Figure content listings:

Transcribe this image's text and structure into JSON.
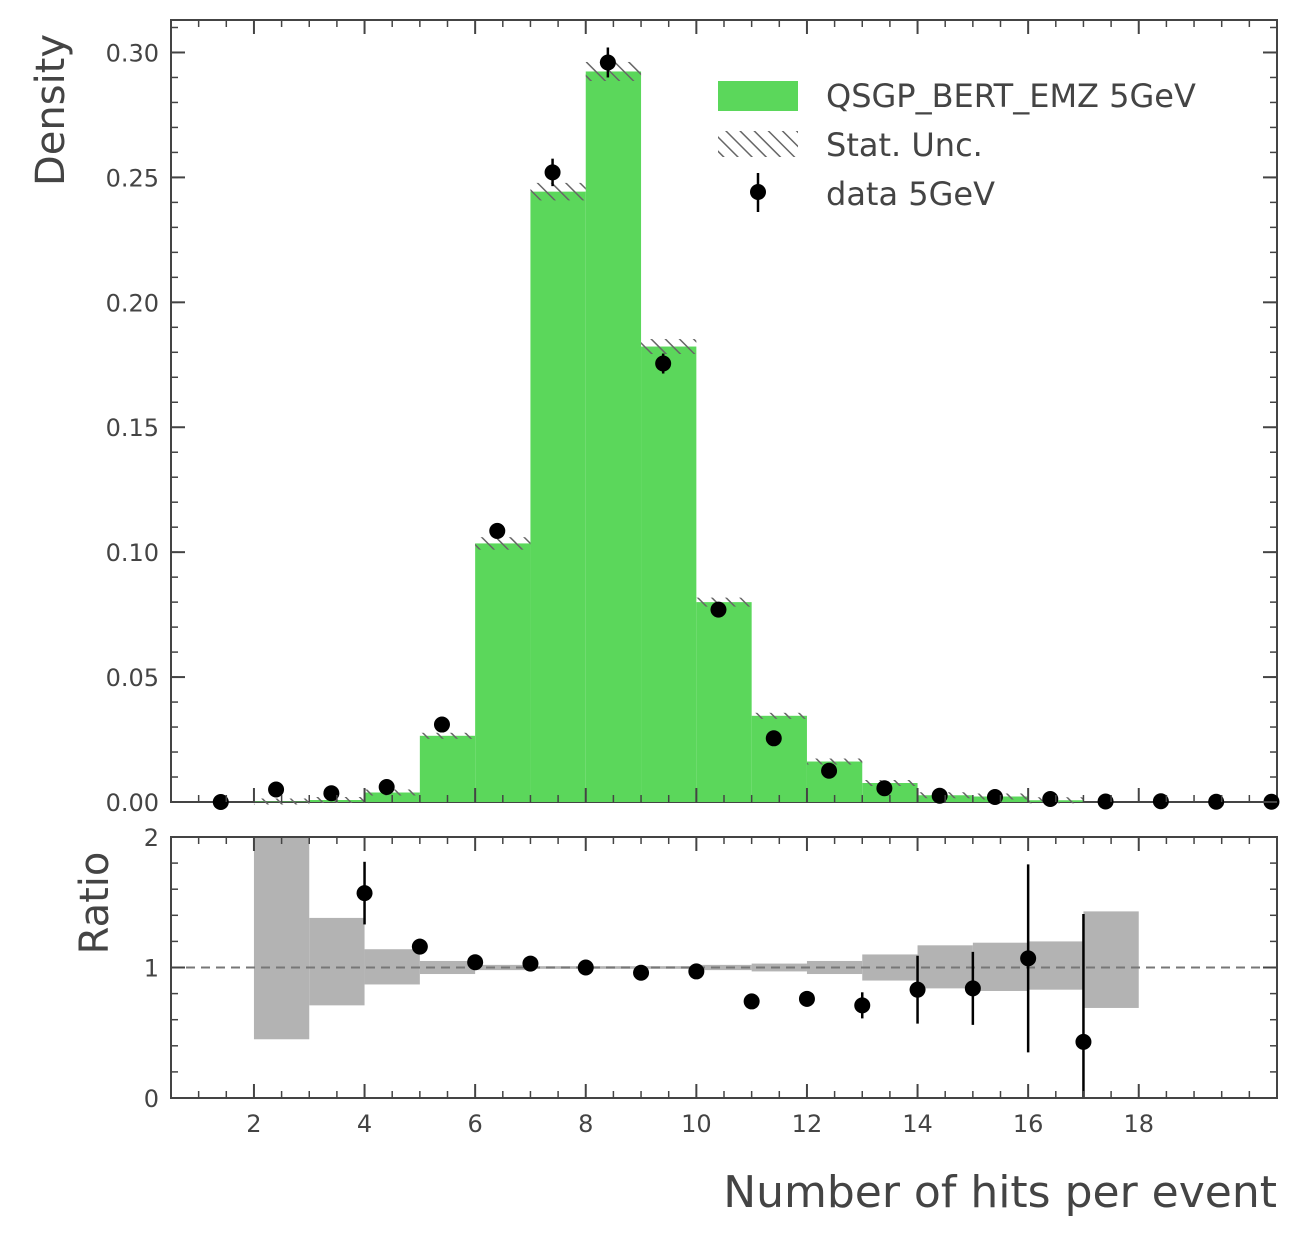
{
  "chart_data": [
    {
      "type": "bar",
      "panel": "main",
      "ylabel": "Density",
      "xlim": [
        0.5,
        20.5
      ],
      "ylim": [
        0,
        0.313
      ],
      "yticks": [
        0.0,
        0.05,
        0.1,
        0.15,
        0.2,
        0.25,
        0.3
      ],
      "ytick_labels": [
        "0.00",
        "0.05",
        "0.10",
        "0.15",
        "0.20",
        "0.25",
        "0.30"
      ],
      "bin_edges": [
        1,
        2,
        3,
        4,
        5,
        6,
        7,
        8,
        9,
        10,
        11,
        12,
        13,
        14,
        15,
        16,
        17,
        18,
        19,
        20
      ],
      "series": [
        {
          "name": "QSGP_BERT_EMZ 5GeV",
          "kind": "histogram",
          "color": "#5bd75b",
          "values": [
            0.0,
            0.0002,
            0.0008,
            0.0038,
            0.0265,
            0.1035,
            0.2443,
            0.2924,
            0.1823,
            0.08,
            0.0345,
            0.0162,
            0.0076,
            0.0027,
            0.0022,
            0.0007,
            0.0,
            0.0,
            0.0
          ],
          "errors": [
            0.0,
            0.0001,
            0.0003,
            0.0008,
            0.0012,
            0.0025,
            0.0035,
            0.0038,
            0.003,
            0.0018,
            0.0012,
            0.0008,
            0.0006,
            0.0004,
            0.0003,
            0.0002,
            0.0,
            0.0,
            0.0
          ]
        },
        {
          "name": "Stat. Unc.",
          "kind": "hatch",
          "color": "#777777"
        },
        {
          "name": "data 5GeV",
          "kind": "errorbar",
          "color": "#000000",
          "x": [
            1.5,
            2.5,
            3.5,
            4.5,
            5.5,
            6.5,
            7.5,
            8.5,
            9.5,
            10.5,
            11.5,
            12.5,
            13.5,
            14.5,
            15.5,
            16.5,
            17.5,
            18.5,
            19.5,
            20.5
          ],
          "values": [
            0.0,
            0.005,
            0.0035,
            0.006,
            0.031,
            0.1085,
            0.252,
            0.296,
            0.1755,
            0.077,
            0.0255,
            0.0125,
            0.0055,
            0.0025,
            0.002,
            0.0012,
            0.0002,
            0.0003,
            0.0001,
            0.0001
          ],
          "errors": [
            0.0,
            0.0005,
            0.0004,
            0.0007,
            0.0015,
            0.0025,
            0.0055,
            0.006,
            0.004,
            0.0025,
            0.0012,
            0.0008,
            0.0006,
            0.0004,
            0.0003,
            0.0003,
            0.0001,
            0.0001,
            0.0,
            0.0
          ]
        }
      ],
      "legend_position": "top-right"
    },
    {
      "type": "bar",
      "panel": "ratio",
      "xlabel": "Number of hits per event",
      "ylabel": "Ratio",
      "xlim": [
        0.5,
        20.5
      ],
      "ylim": [
        0,
        2
      ],
      "yticks": [
        0,
        1,
        2
      ],
      "ytick_labels": [
        "0",
        "1",
        "2"
      ],
      "xticks": [
        2,
        4,
        6,
        8,
        10,
        12,
        14,
        16,
        18
      ],
      "xtick_labels": [
        "2",
        "4",
        "6",
        "8",
        "10",
        "12",
        "14",
        "16",
        "18"
      ],
      "reference_line": 1,
      "band": {
        "color": "#b3b3b3",
        "bin_edges": [
          1,
          2,
          3,
          4,
          5,
          6,
          7,
          8,
          9,
          10,
          11,
          12,
          13,
          14,
          15,
          16,
          17
        ],
        "lower": [
          1.0,
          0.45,
          0.71,
          0.87,
          0.95,
          0.98,
          0.99,
          0.99,
          0.99,
          0.98,
          0.97,
          0.95,
          0.9,
          0.84,
          0.82,
          0.83,
          0.69
        ],
        "upper": [
          1.0,
          2.0,
          1.38,
          1.14,
          1.05,
          1.02,
          1.01,
          1.01,
          1.01,
          1.02,
          1.03,
          1.05,
          1.1,
          1.17,
          1.19,
          1.2,
          1.43
        ],
        "note": "band drawn per bin between edges; first entry unused"
      },
      "points": {
        "color": "#000000",
        "x": [
          4,
          5,
          6,
          7,
          8,
          9,
          10,
          11,
          12,
          13,
          14,
          15,
          16,
          17
        ],
        "values": [
          1.57,
          1.16,
          1.04,
          1.03,
          1.0,
          0.96,
          0.97,
          0.74,
          0.76,
          0.71,
          0.83,
          0.84,
          1.07,
          0.43
        ],
        "errors": [
          0.24,
          0.06,
          0.02,
          0.02,
          0.015,
          0.02,
          0.02,
          0.03,
          0.06,
          0.1,
          0.26,
          0.28,
          0.72,
          0.98
        ]
      }
    }
  ]
}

### Exercise directions
Output the full set of records above without changing a word, and drop the images.

### Output of the exercise
Transcribe this image's text and structure into JSON.
{
  "chart_data": [
    {
      "type": "bar",
      "panel": "main",
      "ylabel": "Density",
      "xlim": [
        0.5,
        20.5
      ],
      "ylim": [
        0,
        0.313
      ],
      "yticks": [
        0.0,
        0.05,
        0.1,
        0.15,
        0.2,
        0.25,
        0.3
      ],
      "ytick_labels": [
        "0.00",
        "0.05",
        "0.10",
        "0.15",
        "0.20",
        "0.25",
        "0.30"
      ],
      "bin_edges": [
        1,
        2,
        3,
        4,
        5,
        6,
        7,
        8,
        9,
        10,
        11,
        12,
        13,
        14,
        15,
        16,
        17,
        18,
        19,
        20
      ],
      "series": [
        {
          "name": "QSGP_BERT_EMZ 5GeV",
          "kind": "histogram",
          "color": "#5bd75b",
          "values": [
            0.0,
            0.0002,
            0.0008,
            0.0038,
            0.0265,
            0.1035,
            0.2443,
            0.2924,
            0.1823,
            0.08,
            0.0345,
            0.0162,
            0.0076,
            0.0027,
            0.0022,
            0.0007,
            0.0,
            0.0,
            0.0
          ],
          "errors": [
            0.0,
            0.0001,
            0.0003,
            0.0008,
            0.0012,
            0.0025,
            0.0035,
            0.0038,
            0.003,
            0.0018,
            0.0012,
            0.0008,
            0.0006,
            0.0004,
            0.0003,
            0.0002,
            0.0,
            0.0,
            0.0
          ]
        },
        {
          "name": "Stat. Unc.",
          "kind": "hatch",
          "color": "#777777"
        },
        {
          "name": "data 5GeV",
          "kind": "errorbar",
          "color": "#000000",
          "x": [
            1.5,
            2.5,
            3.5,
            4.5,
            5.5,
            6.5,
            7.5,
            8.5,
            9.5,
            10.5,
            11.5,
            12.5,
            13.5,
            14.5,
            15.5,
            16.5,
            17.5,
            18.5,
            19.5,
            20.5
          ],
          "values": [
            0.0,
            0.005,
            0.0035,
            0.006,
            0.031,
            0.1085,
            0.252,
            0.296,
            0.1755,
            0.077,
            0.0255,
            0.0125,
            0.0055,
            0.0025,
            0.002,
            0.0012,
            0.0002,
            0.0003,
            0.0001,
            0.0001
          ],
          "errors": [
            0.0,
            0.0005,
            0.0004,
            0.0007,
            0.0015,
            0.0025,
            0.0055,
            0.006,
            0.004,
            0.0025,
            0.0012,
            0.0008,
            0.0006,
            0.0004,
            0.0003,
            0.0003,
            0.0001,
            0.0001,
            0.0,
            0.0
          ]
        }
      ],
      "legend_position": "top-right"
    },
    {
      "type": "bar",
      "panel": "ratio",
      "xlabel": "Number of hits per event",
      "ylabel": "Ratio",
      "xlim": [
        0.5,
        20.5
      ],
      "ylim": [
        0,
        2
      ],
      "yticks": [
        0,
        1,
        2
      ],
      "ytick_labels": [
        "0",
        "1",
        "2"
      ],
      "xticks": [
        2,
        4,
        6,
        8,
        10,
        12,
        14,
        16,
        18
      ],
      "xtick_labels": [
        "2",
        "4",
        "6",
        "8",
        "10",
        "12",
        "14",
        "16",
        "18"
      ],
      "reference_line": 1,
      "band": {
        "color": "#b3b3b3",
        "bin_edges": [
          1,
          2,
          3,
          4,
          5,
          6,
          7,
          8,
          9,
          10,
          11,
          12,
          13,
          14,
          15,
          16,
          17
        ],
        "lower": [
          1.0,
          0.45,
          0.71,
          0.87,
          0.95,
          0.98,
          0.99,
          0.99,
          0.99,
          0.98,
          0.97,
          0.95,
          0.9,
          0.84,
          0.82,
          0.83,
          0.69
        ],
        "upper": [
          1.0,
          2.0,
          1.38,
          1.14,
          1.05,
          1.02,
          1.01,
          1.01,
          1.01,
          1.02,
          1.03,
          1.05,
          1.1,
          1.17,
          1.19,
          1.2,
          1.43
        ],
        "note": "band drawn per bin between edges; first entry unused"
      },
      "points": {
        "color": "#000000",
        "x": [
          4,
          5,
          6,
          7,
          8,
          9,
          10,
          11,
          12,
          13,
          14,
          15,
          16,
          17
        ],
        "values": [
          1.57,
          1.16,
          1.04,
          1.03,
          1.0,
          0.96,
          0.97,
          0.74,
          0.76,
          0.71,
          0.83,
          0.84,
          1.07,
          0.43
        ],
        "errors": [
          0.24,
          0.06,
          0.02,
          0.02,
          0.015,
          0.02,
          0.02,
          0.03,
          0.06,
          0.1,
          0.26,
          0.28,
          0.72,
          0.98
        ]
      }
    }
  ]
}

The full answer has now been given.